Given request:
In the records that follow, locate every line with "Lasso" and extract it.

Start Source data

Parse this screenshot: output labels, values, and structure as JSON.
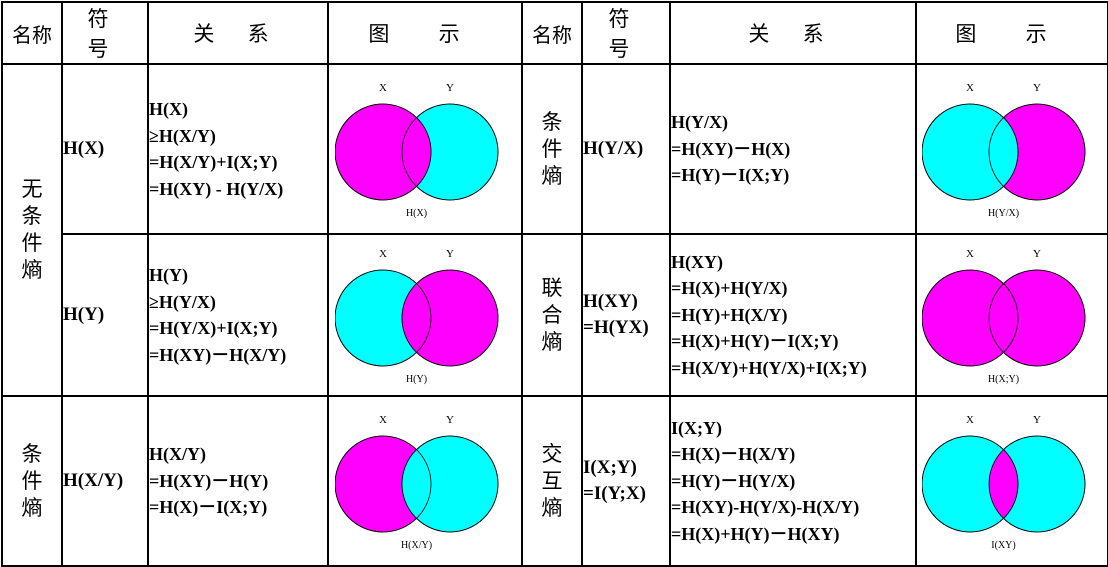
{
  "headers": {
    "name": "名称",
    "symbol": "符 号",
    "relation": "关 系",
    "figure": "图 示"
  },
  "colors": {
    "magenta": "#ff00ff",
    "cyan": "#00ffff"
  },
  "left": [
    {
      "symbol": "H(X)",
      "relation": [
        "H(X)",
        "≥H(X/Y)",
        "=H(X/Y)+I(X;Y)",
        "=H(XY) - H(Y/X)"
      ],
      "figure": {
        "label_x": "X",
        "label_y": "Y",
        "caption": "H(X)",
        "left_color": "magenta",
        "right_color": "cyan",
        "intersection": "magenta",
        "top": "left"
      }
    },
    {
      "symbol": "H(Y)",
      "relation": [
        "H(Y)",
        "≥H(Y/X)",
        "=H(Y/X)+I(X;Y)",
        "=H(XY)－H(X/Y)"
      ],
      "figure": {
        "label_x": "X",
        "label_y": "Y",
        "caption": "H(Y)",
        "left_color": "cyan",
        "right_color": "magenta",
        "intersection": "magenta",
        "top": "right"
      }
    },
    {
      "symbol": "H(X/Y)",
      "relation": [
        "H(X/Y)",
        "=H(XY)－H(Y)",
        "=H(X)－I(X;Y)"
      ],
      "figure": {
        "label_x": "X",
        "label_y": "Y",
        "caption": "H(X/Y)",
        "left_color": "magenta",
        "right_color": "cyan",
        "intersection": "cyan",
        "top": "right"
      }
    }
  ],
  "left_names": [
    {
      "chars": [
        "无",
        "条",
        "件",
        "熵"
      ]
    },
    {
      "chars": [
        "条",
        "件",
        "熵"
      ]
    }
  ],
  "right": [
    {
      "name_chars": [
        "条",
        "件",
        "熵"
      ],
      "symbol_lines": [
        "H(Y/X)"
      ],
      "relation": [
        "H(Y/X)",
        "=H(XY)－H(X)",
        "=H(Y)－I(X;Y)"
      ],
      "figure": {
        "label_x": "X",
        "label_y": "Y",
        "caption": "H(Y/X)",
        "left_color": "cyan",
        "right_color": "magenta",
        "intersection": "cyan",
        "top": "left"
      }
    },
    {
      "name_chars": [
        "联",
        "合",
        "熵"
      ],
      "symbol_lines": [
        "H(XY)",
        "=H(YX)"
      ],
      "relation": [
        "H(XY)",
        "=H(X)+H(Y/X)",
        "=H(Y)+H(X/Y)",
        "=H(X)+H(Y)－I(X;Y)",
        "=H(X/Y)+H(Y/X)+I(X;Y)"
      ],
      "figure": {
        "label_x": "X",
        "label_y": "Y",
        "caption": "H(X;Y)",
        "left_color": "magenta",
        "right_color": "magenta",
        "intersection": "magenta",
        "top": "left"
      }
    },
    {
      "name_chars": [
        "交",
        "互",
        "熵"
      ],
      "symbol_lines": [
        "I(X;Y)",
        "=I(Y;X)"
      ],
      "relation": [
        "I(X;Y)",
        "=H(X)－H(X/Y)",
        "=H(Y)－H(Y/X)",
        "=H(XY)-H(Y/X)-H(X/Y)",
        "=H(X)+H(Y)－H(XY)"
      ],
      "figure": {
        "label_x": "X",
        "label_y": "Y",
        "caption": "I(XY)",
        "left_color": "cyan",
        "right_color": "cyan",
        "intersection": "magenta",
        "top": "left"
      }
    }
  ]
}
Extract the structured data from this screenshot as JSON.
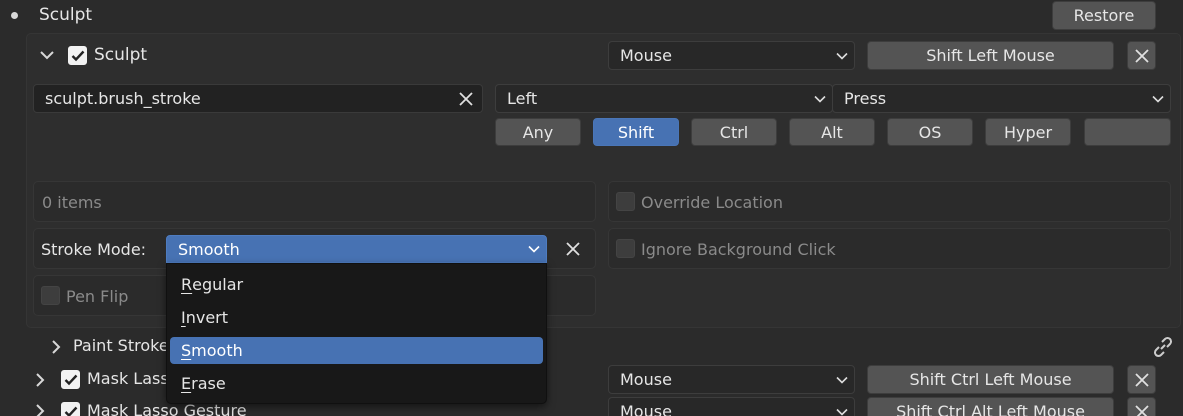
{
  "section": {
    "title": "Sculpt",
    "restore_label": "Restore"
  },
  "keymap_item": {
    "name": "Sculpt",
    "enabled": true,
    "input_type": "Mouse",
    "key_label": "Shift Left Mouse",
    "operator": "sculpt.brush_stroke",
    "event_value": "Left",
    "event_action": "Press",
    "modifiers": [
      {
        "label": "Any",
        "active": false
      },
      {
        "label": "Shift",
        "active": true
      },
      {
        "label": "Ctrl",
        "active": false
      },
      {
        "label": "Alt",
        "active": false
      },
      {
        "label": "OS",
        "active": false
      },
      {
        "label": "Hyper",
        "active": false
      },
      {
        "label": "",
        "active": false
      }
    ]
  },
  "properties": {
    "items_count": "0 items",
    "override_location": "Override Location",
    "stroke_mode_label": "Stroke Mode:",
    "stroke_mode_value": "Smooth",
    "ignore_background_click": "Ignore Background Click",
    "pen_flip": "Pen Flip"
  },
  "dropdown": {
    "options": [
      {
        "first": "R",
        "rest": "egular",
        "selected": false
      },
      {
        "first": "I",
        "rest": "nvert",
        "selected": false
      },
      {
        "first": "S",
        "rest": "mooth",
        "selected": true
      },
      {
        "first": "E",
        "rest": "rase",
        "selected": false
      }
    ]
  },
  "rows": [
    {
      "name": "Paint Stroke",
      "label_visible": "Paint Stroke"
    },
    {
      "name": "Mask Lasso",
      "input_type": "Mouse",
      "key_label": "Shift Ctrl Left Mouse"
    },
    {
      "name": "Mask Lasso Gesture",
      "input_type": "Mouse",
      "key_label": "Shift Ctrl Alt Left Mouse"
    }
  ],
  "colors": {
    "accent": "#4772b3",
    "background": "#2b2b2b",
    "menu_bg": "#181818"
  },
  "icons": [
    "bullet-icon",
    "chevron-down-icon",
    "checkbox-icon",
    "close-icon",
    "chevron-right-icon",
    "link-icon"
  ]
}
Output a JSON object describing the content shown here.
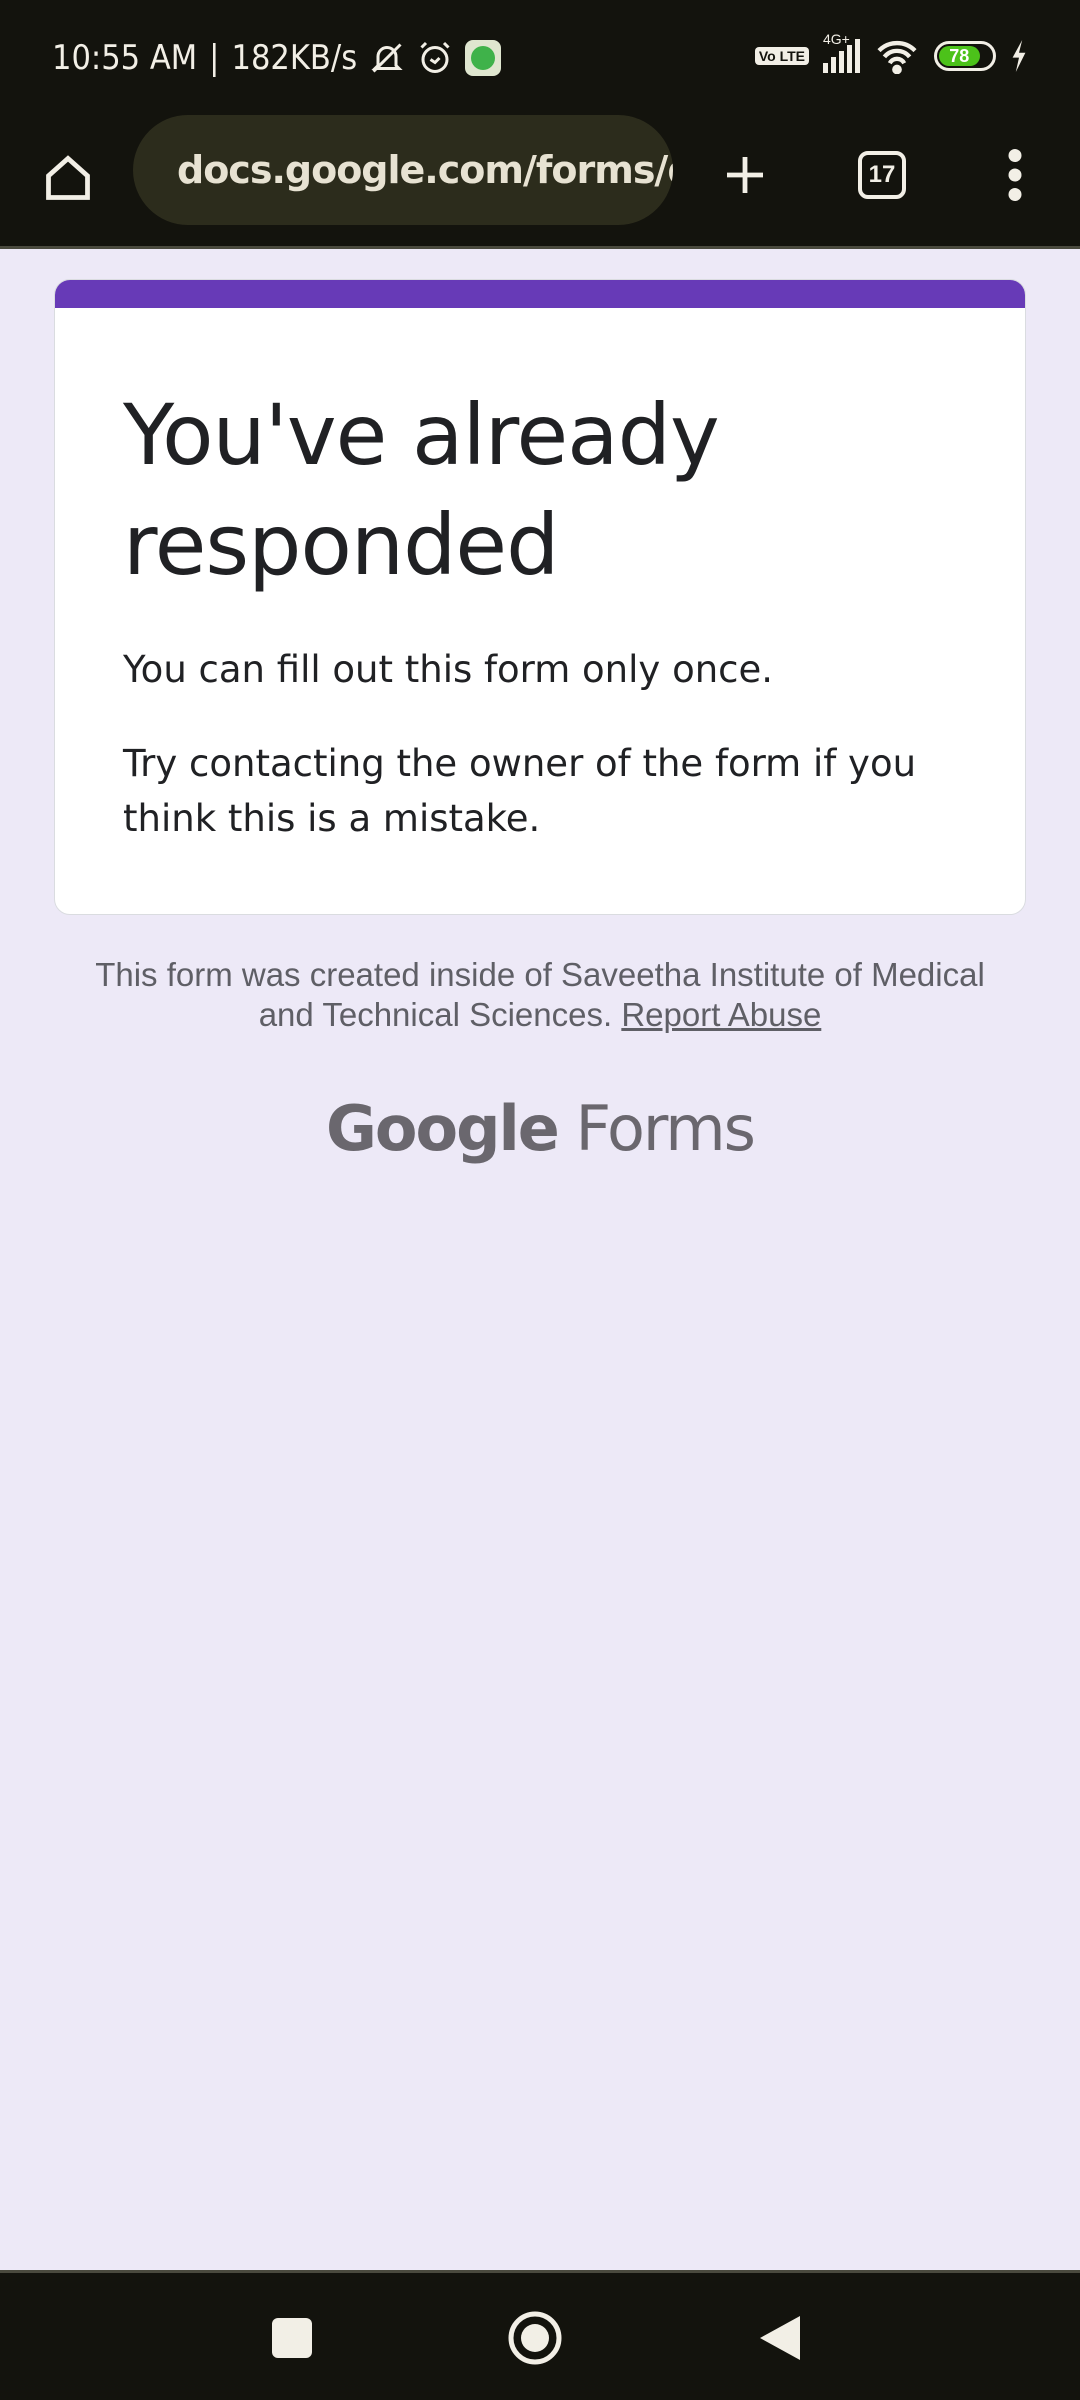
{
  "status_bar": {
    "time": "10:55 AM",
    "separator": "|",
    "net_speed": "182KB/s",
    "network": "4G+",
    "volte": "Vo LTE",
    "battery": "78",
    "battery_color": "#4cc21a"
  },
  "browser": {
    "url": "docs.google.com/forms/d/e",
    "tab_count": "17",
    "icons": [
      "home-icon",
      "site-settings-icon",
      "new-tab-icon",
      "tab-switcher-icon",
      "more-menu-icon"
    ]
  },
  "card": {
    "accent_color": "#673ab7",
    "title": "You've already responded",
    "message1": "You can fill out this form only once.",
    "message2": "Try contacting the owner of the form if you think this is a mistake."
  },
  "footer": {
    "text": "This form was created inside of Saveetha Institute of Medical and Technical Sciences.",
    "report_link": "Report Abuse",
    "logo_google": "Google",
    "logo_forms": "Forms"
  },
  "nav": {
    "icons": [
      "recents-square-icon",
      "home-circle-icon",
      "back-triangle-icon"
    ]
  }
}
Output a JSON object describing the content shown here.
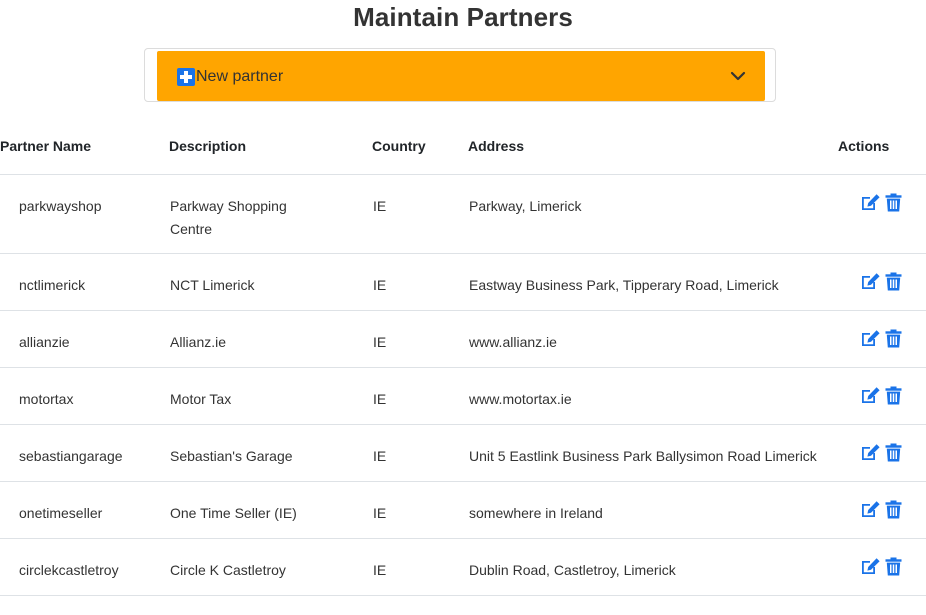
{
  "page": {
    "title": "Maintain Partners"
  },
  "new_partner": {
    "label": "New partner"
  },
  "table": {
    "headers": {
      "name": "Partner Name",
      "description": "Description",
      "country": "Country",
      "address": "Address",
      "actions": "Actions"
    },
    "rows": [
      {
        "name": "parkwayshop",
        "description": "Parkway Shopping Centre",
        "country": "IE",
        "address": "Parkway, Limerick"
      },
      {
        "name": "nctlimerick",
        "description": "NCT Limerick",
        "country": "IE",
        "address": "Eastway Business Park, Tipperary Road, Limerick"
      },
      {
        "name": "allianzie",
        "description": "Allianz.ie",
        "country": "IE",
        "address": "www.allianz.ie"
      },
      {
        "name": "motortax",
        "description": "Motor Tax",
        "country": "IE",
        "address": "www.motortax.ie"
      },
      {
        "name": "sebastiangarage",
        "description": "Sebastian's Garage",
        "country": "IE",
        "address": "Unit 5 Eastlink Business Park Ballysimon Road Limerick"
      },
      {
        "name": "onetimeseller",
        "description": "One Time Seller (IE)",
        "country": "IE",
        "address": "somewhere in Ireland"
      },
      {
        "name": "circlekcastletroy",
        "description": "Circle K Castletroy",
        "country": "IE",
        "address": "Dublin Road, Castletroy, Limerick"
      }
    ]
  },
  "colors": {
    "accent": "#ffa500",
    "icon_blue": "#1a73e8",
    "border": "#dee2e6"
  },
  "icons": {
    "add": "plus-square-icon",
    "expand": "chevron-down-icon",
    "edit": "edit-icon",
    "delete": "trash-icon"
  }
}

End Source data

Result for this task:
      "name": "Mask Lasso",
      "name": "Mask Lasso Gesture",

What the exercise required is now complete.